* WHAT TO WORK ON *
All the data should be repeated exactly. Any image in it is left out.

— START —

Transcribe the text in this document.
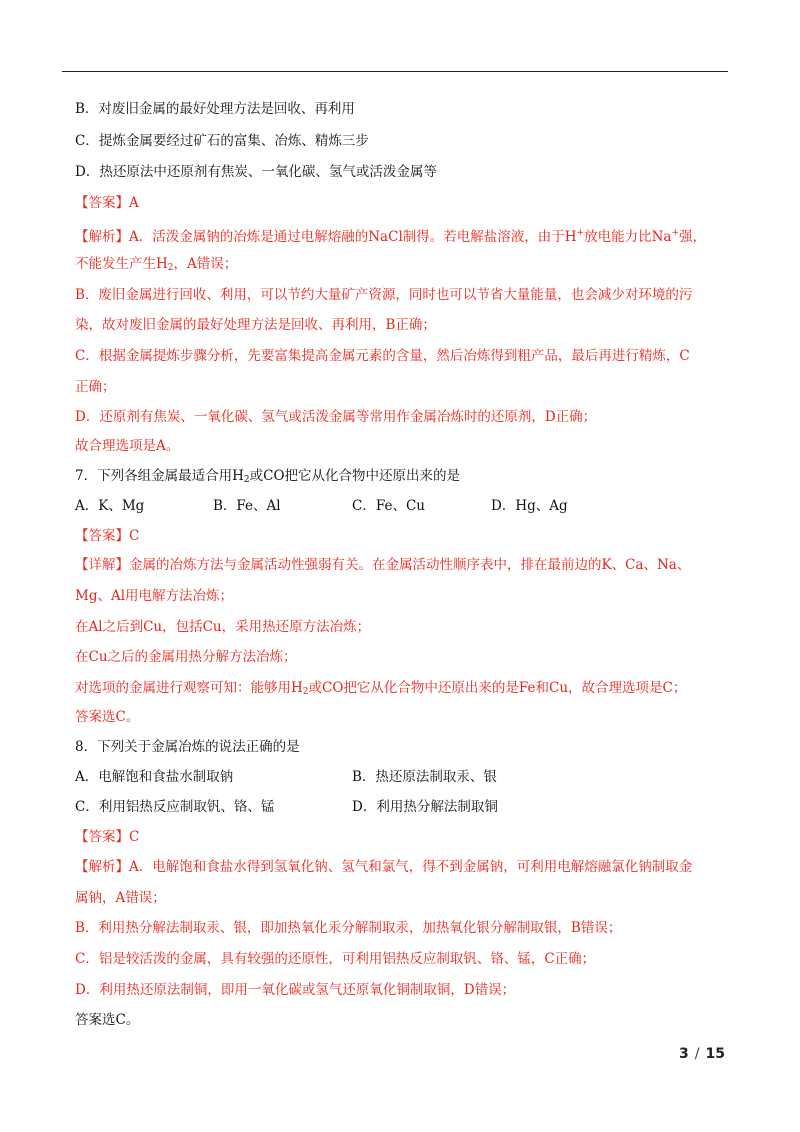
B．对废旧金属的最好处理方法是回收、再利用
C．提炼金属要经过矿石的富集、冶炼、精炼三步
D．热还原法中还原剂有焦炭、一氧化碳、氢气或活泼金属等
【答案】A
【解析】A．活泼金属钠的冶炼是通过电解熔融的NaCl制得。若电解盐溶液，由于H+放电能力比Na+强，
不能发生产生$H_2$，A错误；
B．废旧金属进行回收、利用，可以节约大量矿产资源，同时也可以节省大量能量，也会减少对环境的污
染，故对废旧金属的最好处理方法是回收、再利用，B正确；
C．根据金属提炼步骤分析，先要富集提高金属元素的含量，然后冶炼得到粗产品，最后再进行精炼，C
正确；
D．还原剂有焦炭、一氧化碳、氢气或活泼金属等常用作金属冶炼时的还原剂，D正确；
故合理选项是A。
7．下列各组金属最适合用$H_2$或CO把它从化合物中还原出来的是
A．K、Mg	B．Fe、Al	C．Fe、Cu	D．Hg、Ag
【答案】C
【详解】金属的冶炼方法与金属活动性强弱有关。在金属活动性顺序表中，排在最前边的K、Ca、Na、
Mg、Al用电解方法冶炼；
在Al之后到Cu，包括Cu，采用热还原方法冶炼；
在Cu之后的金属用热分解方法冶炼；
对选项的金属进行观察可知：能够用$H_2$或CO把它从化合物中还原出来的是Fe和Cu，故合理选项是C；
答案选C。
8．下列关于金属冶炼的说法正确的是
A．电解饱和食盐水制取钠	B．热还原法制取汞、银
C．利用铝热反应制取钒、铬、锰	D．利用热分解法制取铜
【答案】C
【解析】A．电解饱和食盐水得到氢氧化钠、氢气和氯气，得不到金属钠，可利用电解熔融氯化钠制取金
属钠，A错误；
B．利用热分解法制取汞、银，即加热氧化汞分解制取汞，加热氧化银分解制取银，B错误；
C．铝是较活泼的金属，具有较强的还原性，可利用铝热反应制取钒、铬、锰，C正确；
D．利用热还原法制铜，即用一氧化碳或氢气还原氧化铜制取铜，D错误；
答案选C。
3 / 15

— END —

* THE OUTPUT *
Transcribe the text in this document.
B．对废旧金属的最好处理方法是回收、再利用
C．提炼金属要经过矿石的富集、冶炼、精炼三步
D．热还原法中还原剂有焦炭、一氧化碳、氢气或活泼金属等
【答案】A
【解析】A．活泼金属钠的冶炼是通过电解熔融的NaCl制得。若电解盐溶液，由于H+放电能力比Na+强，
不能发生产生$H_2$，A错误；
B．废旧金属进行回收、利用，可以节约大量矿产资源，同时也可以节省大量能量，也会减少对环境的污
染，故对废旧金属的最好处理方法是回收、再利用，B正确；
C．根据金属提炼步骤分析，先要富集提高金属元素的含量，然后冶炼得到粗产品，最后再进行精炼，C
正确；
D．还原剂有焦炭、一氧化碳、氢气或活泼金属等常用作金属冶炼时的还原剂，D正确；
故合理选项是A。
7．下列各组金属最适合用$H_2$或CO把它从化合物中还原出来的是
A．K、Mg	B．Fe、Al	C．Fe、Cu	D．Hg、Ag
【答案】C
【详解】金属的冶炼方法与金属活动性强弱有关。在金属活动性顺序表中，排在最前边的K、Ca、Na、
Mg、Al用电解方法冶炼；
在Al之后到Cu，包括Cu，采用热还原方法冶炼；
在Cu之后的金属用热分解方法冶炼；
对选项的金属进行观察可知：能够用$H_2$或CO把它从化合物中还原出来的是Fe和Cu，故合理选项是C；
答案选C。
8．下列关于金属冶炼的说法正确的是
A．电解饱和食盐水制取钠	B．热还原法制取汞、银
C．利用铝热反应制取钒、铬、锰	D．利用热分解法制取铜
【答案】C
【解析】A．电解饱和食盐水得到氢氧化钠、氢气和氯气，得不到金属钠，可利用电解熔融氯化钠制取金
属钠，A错误；
B．利用热分解法制取汞、银，即加热氧化汞分解制取汞，加热氧化银分解制取银，B错误；
C．铝是较活泼的金属，具有较强的还原性，可利用铝热反应制取钒、铬、锰，C正确；
D．利用热还原法制铜，即用一氧化碳或氢气还原氧化铜制取铜，D错误；
答案选C。
3 / 15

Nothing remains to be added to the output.